The records that follow are to be repeated exactly, with the pictures removed.

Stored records
********************

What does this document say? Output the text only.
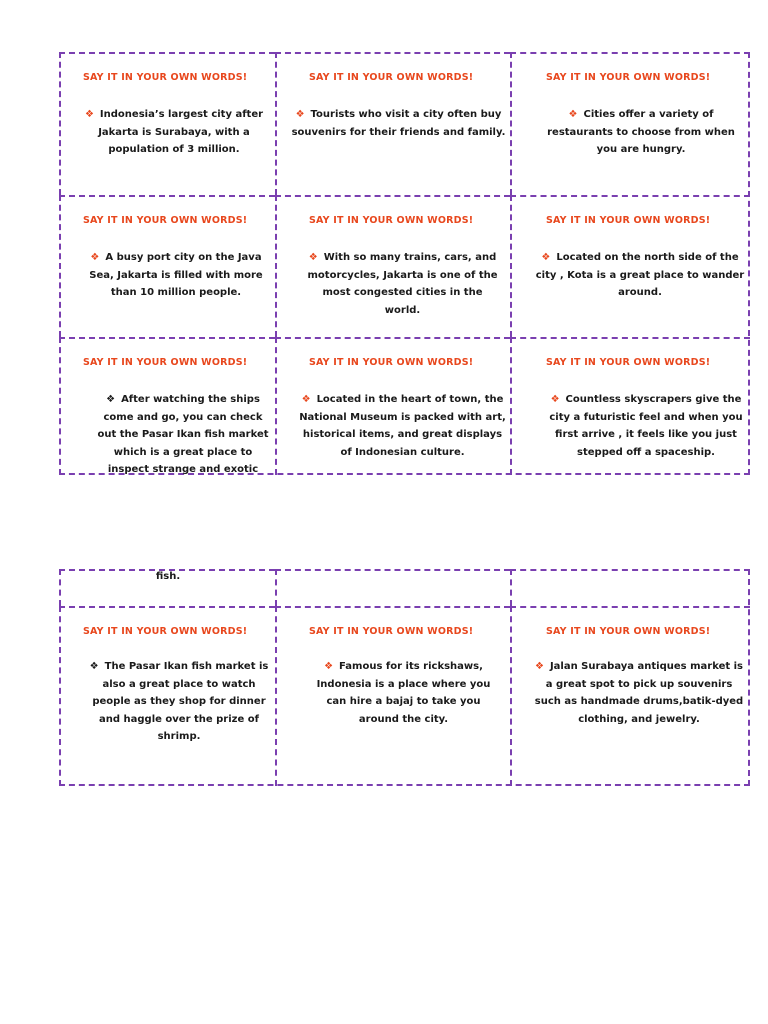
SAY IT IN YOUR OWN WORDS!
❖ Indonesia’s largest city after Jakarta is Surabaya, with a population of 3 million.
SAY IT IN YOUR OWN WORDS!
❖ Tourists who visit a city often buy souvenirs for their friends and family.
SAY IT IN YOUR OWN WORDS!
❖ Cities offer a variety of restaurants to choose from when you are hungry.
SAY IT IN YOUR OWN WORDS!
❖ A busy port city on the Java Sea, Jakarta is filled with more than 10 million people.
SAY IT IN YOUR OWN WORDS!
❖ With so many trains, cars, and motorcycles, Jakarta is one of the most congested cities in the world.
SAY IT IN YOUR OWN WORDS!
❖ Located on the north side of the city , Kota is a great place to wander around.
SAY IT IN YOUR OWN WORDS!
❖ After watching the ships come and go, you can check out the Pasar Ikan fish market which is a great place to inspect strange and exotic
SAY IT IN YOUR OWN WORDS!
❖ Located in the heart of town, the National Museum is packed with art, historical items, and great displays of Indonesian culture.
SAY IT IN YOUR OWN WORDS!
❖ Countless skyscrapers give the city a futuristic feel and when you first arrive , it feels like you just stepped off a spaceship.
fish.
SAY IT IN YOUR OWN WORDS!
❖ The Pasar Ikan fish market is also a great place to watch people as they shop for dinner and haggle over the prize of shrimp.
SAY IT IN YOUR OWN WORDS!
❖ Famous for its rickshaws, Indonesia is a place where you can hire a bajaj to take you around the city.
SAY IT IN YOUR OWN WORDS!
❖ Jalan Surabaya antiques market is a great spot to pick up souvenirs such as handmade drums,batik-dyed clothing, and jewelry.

********************

[COMPLETE OUTPUT]
What does this document say? Output the text only.
SAY IT IN YOUR OWN WORDS!
❖ Indonesia’s largest city after Jakarta is Surabaya, with a population of 3 million.
SAY IT IN YOUR OWN WORDS!
❖ Tourists who visit a city often buy souvenirs for their friends and family.
SAY IT IN YOUR OWN WORDS!
❖ Cities offer a variety of restaurants to choose from when you are hungry.
SAY IT IN YOUR OWN WORDS!
❖ A busy port city on the Java Sea, Jakarta is filled with more than 10 million people.
SAY IT IN YOUR OWN WORDS!
❖ With so many trains, cars, and motorcycles, Jakarta is one of the most congested cities in the world.
SAY IT IN YOUR OWN WORDS!
❖ Located on the north side of the city , Kota is a great place to wander around.
SAY IT IN YOUR OWN WORDS!
❖ After watching the ships come and go, you can check out the Pasar Ikan fish market which is a great place to inspect strange and exotic
SAY IT IN YOUR OWN WORDS!
❖ Located in the heart of town, the National Museum is packed with art, historical items, and great displays of Indonesian culture.
SAY IT IN YOUR OWN WORDS!
❖ Countless skyscrapers give the city a futuristic feel and when you first arrive , it feels like you just stepped off a spaceship.
fish.
SAY IT IN YOUR OWN WORDS!
❖ The Pasar Ikan fish market is also a great place to watch people as they shop for dinner and haggle over the prize of shrimp.
SAY IT IN YOUR OWN WORDS!
❖ Famous for its rickshaws, Indonesia is a place where you can hire a bajaj to take you around the city.
SAY IT IN YOUR OWN WORDS!
❖ Jalan Surabaya antiques market is a great spot to pick up souvenirs such as handmade drums,batik-dyed clothing, and jewelry.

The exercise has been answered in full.